■ **REQUIRED TASK**:
Copy out each line exactly as it appears.

■ **EXTRACTED INFORMATION**:

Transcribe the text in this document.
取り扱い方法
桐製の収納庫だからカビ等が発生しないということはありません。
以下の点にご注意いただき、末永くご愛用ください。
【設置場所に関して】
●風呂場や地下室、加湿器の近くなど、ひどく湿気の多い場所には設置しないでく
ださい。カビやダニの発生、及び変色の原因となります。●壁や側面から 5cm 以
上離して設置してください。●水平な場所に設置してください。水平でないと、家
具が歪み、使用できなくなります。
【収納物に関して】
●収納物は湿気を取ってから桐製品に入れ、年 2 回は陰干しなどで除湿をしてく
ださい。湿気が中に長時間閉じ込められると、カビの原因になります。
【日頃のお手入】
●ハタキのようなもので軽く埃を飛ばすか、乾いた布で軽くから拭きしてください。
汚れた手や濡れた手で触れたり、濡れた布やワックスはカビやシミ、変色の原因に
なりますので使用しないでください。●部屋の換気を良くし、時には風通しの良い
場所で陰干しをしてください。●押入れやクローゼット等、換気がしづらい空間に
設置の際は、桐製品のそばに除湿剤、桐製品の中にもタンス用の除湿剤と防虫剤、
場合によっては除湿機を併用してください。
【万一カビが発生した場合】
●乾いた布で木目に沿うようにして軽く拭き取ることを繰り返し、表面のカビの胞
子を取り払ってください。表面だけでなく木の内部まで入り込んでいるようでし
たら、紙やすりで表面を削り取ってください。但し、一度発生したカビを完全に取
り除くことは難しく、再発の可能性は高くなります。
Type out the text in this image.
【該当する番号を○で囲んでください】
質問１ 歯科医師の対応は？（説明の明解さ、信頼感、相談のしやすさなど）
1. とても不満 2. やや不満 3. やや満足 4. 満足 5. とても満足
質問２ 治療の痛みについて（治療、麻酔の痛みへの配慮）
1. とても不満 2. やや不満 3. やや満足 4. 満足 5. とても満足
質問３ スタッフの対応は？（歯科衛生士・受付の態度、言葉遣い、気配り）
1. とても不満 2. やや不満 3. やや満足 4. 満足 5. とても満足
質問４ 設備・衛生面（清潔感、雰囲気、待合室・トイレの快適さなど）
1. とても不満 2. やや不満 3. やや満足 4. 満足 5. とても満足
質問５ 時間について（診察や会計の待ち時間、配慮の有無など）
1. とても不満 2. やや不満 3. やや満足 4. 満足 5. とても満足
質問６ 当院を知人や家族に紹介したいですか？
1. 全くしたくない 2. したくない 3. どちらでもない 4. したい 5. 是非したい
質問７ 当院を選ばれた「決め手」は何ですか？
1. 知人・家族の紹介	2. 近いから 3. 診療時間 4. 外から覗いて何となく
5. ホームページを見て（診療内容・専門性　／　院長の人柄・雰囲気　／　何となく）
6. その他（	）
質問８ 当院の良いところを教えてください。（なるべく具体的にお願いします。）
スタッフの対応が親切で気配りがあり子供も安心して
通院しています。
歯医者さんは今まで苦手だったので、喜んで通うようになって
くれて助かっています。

■ **ANSWER IN FULL**:
Transcribe the text in this document.
取り扱い方法
桐製の収納庫だからカビ等が発生しないということはありません。
以下の点にご注意いただき、末永くご愛用ください。
【設置場所に関して】
●風呂場や地下室、加湿器の近くなど、ひどく湿気の多い場所には設置しないでく
ださい。カビやダニの発生、及び変色の原因となります。●壁や側面から 5cm 以
上離して設置してください。●水平な場所に設置してください。水平でないと、家
具が歪み、使用できなくなります。
【収納物に関して】
●収納物は湿気を取ってから桐製品に入れ、年 2 回は陰干しなどで除湿をしてく
ださい。湿気が中に長時間閉じ込められると、カビの原因になります。
【日頃のお手入】
●ハタキのようなもので軽く埃を飛ばすか、乾いた布で軽くから拭きしてください。
汚れた手や濡れた手で触れたり、濡れた布やワックスはカビやシミ、変色の原因に
なりますので使用しないでください。●部屋の換気を良くし、時には風通しの良い
場所で陰干しをしてください。●押入れやクローゼット等、換気がしづらい空間に
設置の際は、桐製品のそばに除湿剤、桐製品の中にもタンス用の除湿剤と防虫剤、
場合によっては除湿機を併用してください。
【万一カビが発生した場合】
●乾いた布で木目に沿うようにして軽く拭き取ることを繰り返し、表面のカビの胞
子を取り払ってください。表面だけでなく木の内部まで入り込んでいるようでし
たら、紙やすりで表面を削り取ってください。但し、一度発生したカビを完全に取
り除くことは難しく、再発の可能性は高くなります。
Type out the text in this image.
【該当する番号を○で囲んでください】
質問１ 歯科医師の対応は？（説明の明解さ、信頼感、相談のしやすさなど）
1. とても不満 2. やや不満 3. やや満足 4. 満足 5. とても満足
質問２ 治療の痛みについて（治療、麻酔の痛みへの配慮）
1. とても不満 2. やや不満 3. やや満足 4. 満足 5. とても満足
質問３ スタッフの対応は？（歯科衛生士・受付の態度、言葉遣い、気配り）
1. とても不満 2. やや不満 3. やや満足 4. 満足 5. とても満足
質問４ 設備・衛生面（清潔感、雰囲気、待合室・トイレの快適さなど）
1. とても不満 2. やや不満 3. やや満足 4. 満足 5. とても満足
質問５ 時間について（診察や会計の待ち時間、配慮の有無など）
1. とても不満 2. やや不満 3. やや満足 4. 満足 5. とても満足
質問６ 当院を知人や家族に紹介したいですか？
1. 全くしたくない 2. したくない 3. どちらでもない 4. したい 5. 是非したい
質問７ 当院を選ばれた「決め手」は何ですか？
1. 知人・家族の紹介	2. 近いから 3. 診療時間 4. 外から覗いて何となく
5. ホームページを見て（診療内容・専門性　／　院長の人柄・雰囲気　／　何となく）
6. その他（	）
質問８ 当院の良いところを教えてください。（なるべく具体的にお願いします。）
スタッフの対応が親切で気配りがあり子供も安心して
通院しています。
歯医者さんは今まで苦手だったので、喜んで通うようになって
くれて助かっています。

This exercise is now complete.